» Your objective: The records underneath are to be repeated exactly, with the pictures left out.

::::::::::

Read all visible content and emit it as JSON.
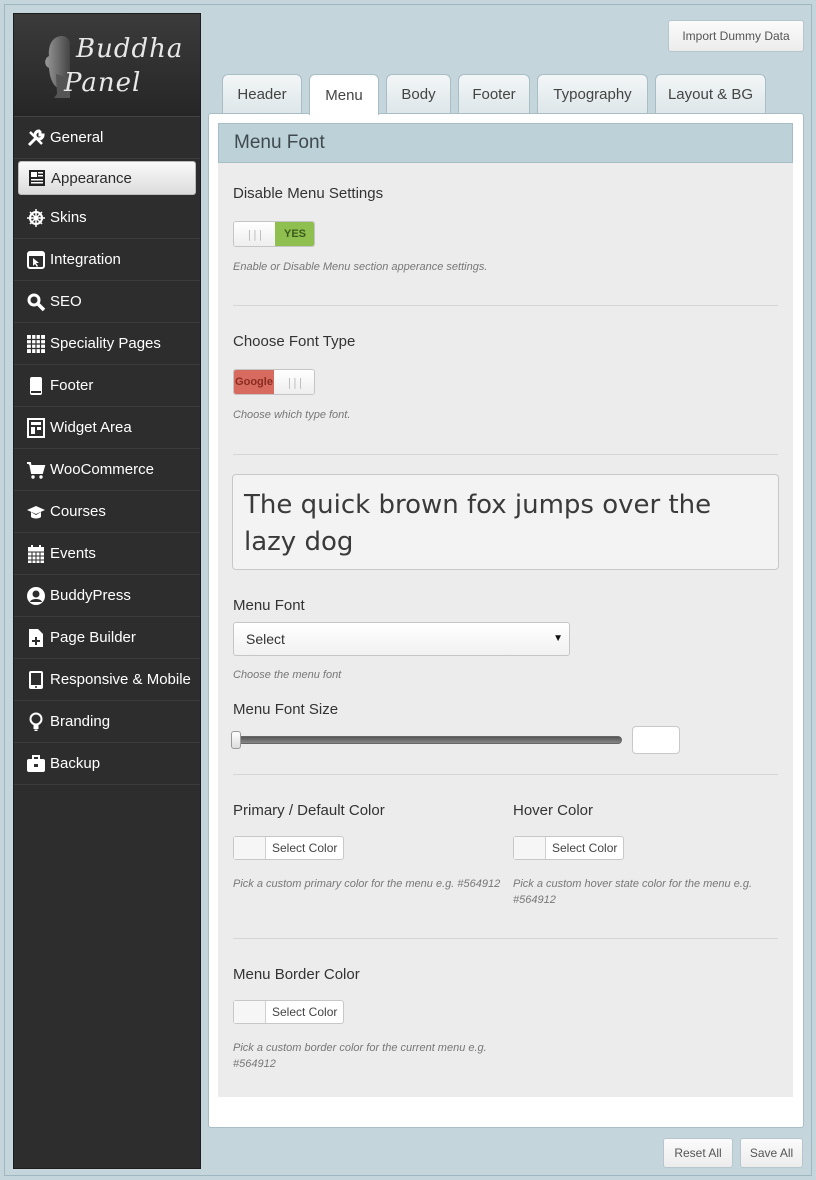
{
  "brand": {
    "line1": "Buddha",
    "line2": "Panel"
  },
  "sidebar": {
    "items": [
      {
        "label": "General",
        "icon": "wrench-icon"
      },
      {
        "label": "Appearance",
        "icon": "newspaper-icon",
        "active": true
      },
      {
        "label": "Skins",
        "icon": "ship-wheel-icon"
      },
      {
        "label": "Integration",
        "icon": "window-cursor-icon"
      },
      {
        "label": "SEO",
        "icon": "search-icon"
      },
      {
        "label": "Speciality Pages",
        "icon": "grid-icon"
      },
      {
        "label": "Footer",
        "icon": "page-icon"
      },
      {
        "label": "Widget Area",
        "icon": "widgets-icon"
      },
      {
        "label": "WooCommerce",
        "icon": "cart-icon"
      },
      {
        "label": "Courses",
        "icon": "graduation-cap-icon"
      },
      {
        "label": "Events",
        "icon": "calendar-icon"
      },
      {
        "label": "BuddyPress",
        "icon": "user-circle-icon"
      },
      {
        "label": "Page Builder",
        "icon": "page-add-icon"
      },
      {
        "label": "Responsive & Mobile",
        "icon": "tablet-icon"
      },
      {
        "label": "Branding",
        "icon": "lightbulb-icon"
      },
      {
        "label": "Backup",
        "icon": "briefcase-icon"
      }
    ]
  },
  "import_button": "Import Dummy Data",
  "tabs": [
    {
      "label": "Header"
    },
    {
      "label": "Menu",
      "active": true
    },
    {
      "label": "Body"
    },
    {
      "label": "Footer"
    },
    {
      "label": "Typography"
    },
    {
      "label": "Layout & BG"
    }
  ],
  "section": {
    "title": "Menu Font",
    "disable": {
      "label": "Disable Menu Settings",
      "toggle_value": "YES",
      "hint": "Enable or Disable Menu section apperance settings."
    },
    "font_type": {
      "label": "Choose Font Type",
      "toggle_value": "Google",
      "hint": "Choose which type font."
    },
    "preview_text": "The quick brown fox jumps over the lazy dog",
    "menu_font": {
      "label": "Menu Font",
      "selected": "Select",
      "hint": "Choose the menu font"
    },
    "font_size": {
      "label": "Menu Font Size",
      "value": 0
    },
    "primary_color": {
      "label": "Primary / Default Color",
      "button": "Select Color",
      "hint": "Pick a custom primary color for the menu e.g. #564912"
    },
    "hover_color": {
      "label": "Hover Color",
      "button": "Select Color",
      "hint": "Pick a custom hover state color for the menu e.g. #564912"
    },
    "border_color": {
      "label": "Menu Border Color",
      "button": "Select Color",
      "hint": "Pick a custom border color for the current menu e.g. #564912"
    }
  },
  "footer_buttons": {
    "reset": "Reset All",
    "save": "Save All"
  },
  "colors": {
    "toggle_yes": "#8fc04f",
    "toggle_google": "#d86b5f",
    "section_header": "#bdd1d8",
    "sidebar_bg": "#2d2d2d"
  }
}
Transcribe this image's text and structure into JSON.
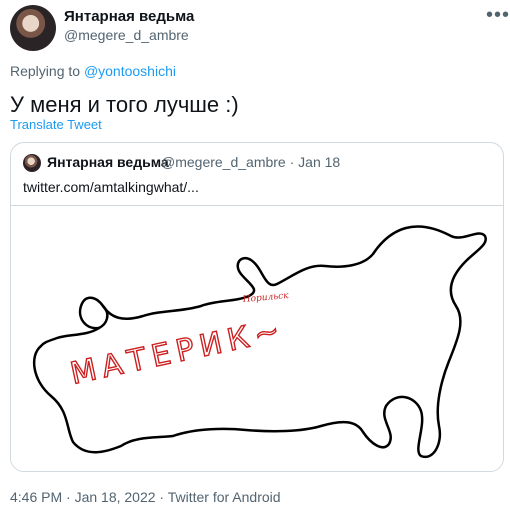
{
  "author": {
    "name": "Янтарная ведьма",
    "handle": "@megere_d_ambre"
  },
  "more_label": "•••",
  "reply": {
    "prefix": "Replying to",
    "to": "@yontooshichi"
  },
  "tweet": {
    "text": "У меня и того лучше :)",
    "translate_label": "Translate Tweet"
  },
  "quote": {
    "name": "Янтарная ведьма",
    "meta": "@megere_d_ambre · Jan 18",
    "link": "twitter.com/amtalkingwhat/...",
    "image": {
      "word_main": "МАТЕРИК~",
      "word_small": "Норильск",
      "outline_color": "#000000",
      "ink_color": "#cc1f1f"
    }
  },
  "footer": {
    "text": "4:46 PM · Jan 18, 2022 · Twitter for Android"
  }
}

::::::::::

» Answer to this problem:
Read all visible content and emit it as JSON.
{
  "brand": {
    "line1": "Buddha",
    "line2": "Panel"
  },
  "sidebar": {
    "items": [
      {
        "label": "General",
        "icon": "wrench-icon"
      },
      {
        "label": "Appearance",
        "icon": "newspaper-icon",
        "active": true
      },
      {
        "label": "Skins",
        "icon": "ship-wheel-icon"
      },
      {
        "label": "Integration",
        "icon": "window-cursor-icon"
      },
      {
        "label": "SEO",
        "icon": "search-icon"
      },
      {
        "label": "Speciality Pages",
        "icon": "grid-icon"
      },
      {
        "label": "Footer",
        "icon": "page-icon"
      },
      {
        "label": "Widget Area",
        "icon": "widgets-icon"
      },
      {
        "label": "WooCommerce",
        "icon": "cart-icon"
      },
      {
        "label": "Courses",
        "icon": "graduation-cap-icon"
      },
      {
        "label": "Events",
        "icon": "calendar-icon"
      },
      {
        "label": "BuddyPress",
        "icon": "user-circle-icon"
      },
      {
        "label": "Page Builder",
        "icon": "page-add-icon"
      },
      {
        "label": "Responsive & Mobile",
        "icon": "tablet-icon"
      },
      {
        "label": "Branding",
        "icon": "lightbulb-icon"
      },
      {
        "label": "Backup",
        "icon": "briefcase-icon"
      }
    ]
  },
  "import_button": "Import Dummy Data",
  "tabs": [
    {
      "label": "Header"
    },
    {
      "label": "Menu",
      "active": true
    },
    {
      "label": "Body"
    },
    {
      "label": "Footer"
    },
    {
      "label": "Typography"
    },
    {
      "label": "Layout & BG"
    }
  ],
  "section": {
    "title": "Menu Font",
    "disable": {
      "label": "Disable Menu Settings",
      "toggle_value": "YES",
      "hint": "Enable or Disable Menu section apperance settings."
    },
    "font_type": {
      "label": "Choose Font Type",
      "toggle_value": "Google",
      "hint": "Choose which type font."
    },
    "preview_text": "The quick brown fox jumps over the lazy dog",
    "menu_font": {
      "label": "Menu Font",
      "selected": "Select",
      "hint": "Choose the menu font"
    },
    "font_size": {
      "label": "Menu Font Size",
      "value": 0
    },
    "primary_color": {
      "label": "Primary / Default Color",
      "button": "Select Color",
      "hint": "Pick a custom primary color for the menu e.g. #564912"
    },
    "hover_color": {
      "label": "Hover Color",
      "button": "Select Color",
      "hint": "Pick a custom hover state color for the menu e.g. #564912"
    },
    "border_color": {
      "label": "Menu Border Color",
      "button": "Select Color",
      "hint": "Pick a custom border color for the current menu e.g. #564912"
    }
  },
  "footer_buttons": {
    "reset": "Reset All",
    "save": "Save All"
  },
  "colors": {
    "toggle_yes": "#8fc04f",
    "toggle_google": "#d86b5f",
    "section_header": "#bdd1d8",
    "sidebar_bg": "#2d2d2d"
  }
}
Transcribe this image's text and structure into JSON.
{
  "author": {
    "name": "Янтарная ведьма",
    "handle": "@megere_d_ambre"
  },
  "more_label": "•••",
  "reply": {
    "prefix": "Replying to",
    "to": "@yontooshichi"
  },
  "tweet": {
    "text": "У меня и того лучше :)",
    "translate_label": "Translate Tweet"
  },
  "quote": {
    "name": "Янтарная ведьма",
    "meta": "@megere_d_ambre · Jan 18",
    "link": "twitter.com/amtalkingwhat/...",
    "image": {
      "word_main": "МАТЕРИК~",
      "word_small": "Норильск",
      "outline_color": "#000000",
      "ink_color": "#cc1f1f"
    }
  },
  "footer": {
    "text": "4:46 PM · Jan 18, 2022 · Twitter for Android"
  }
}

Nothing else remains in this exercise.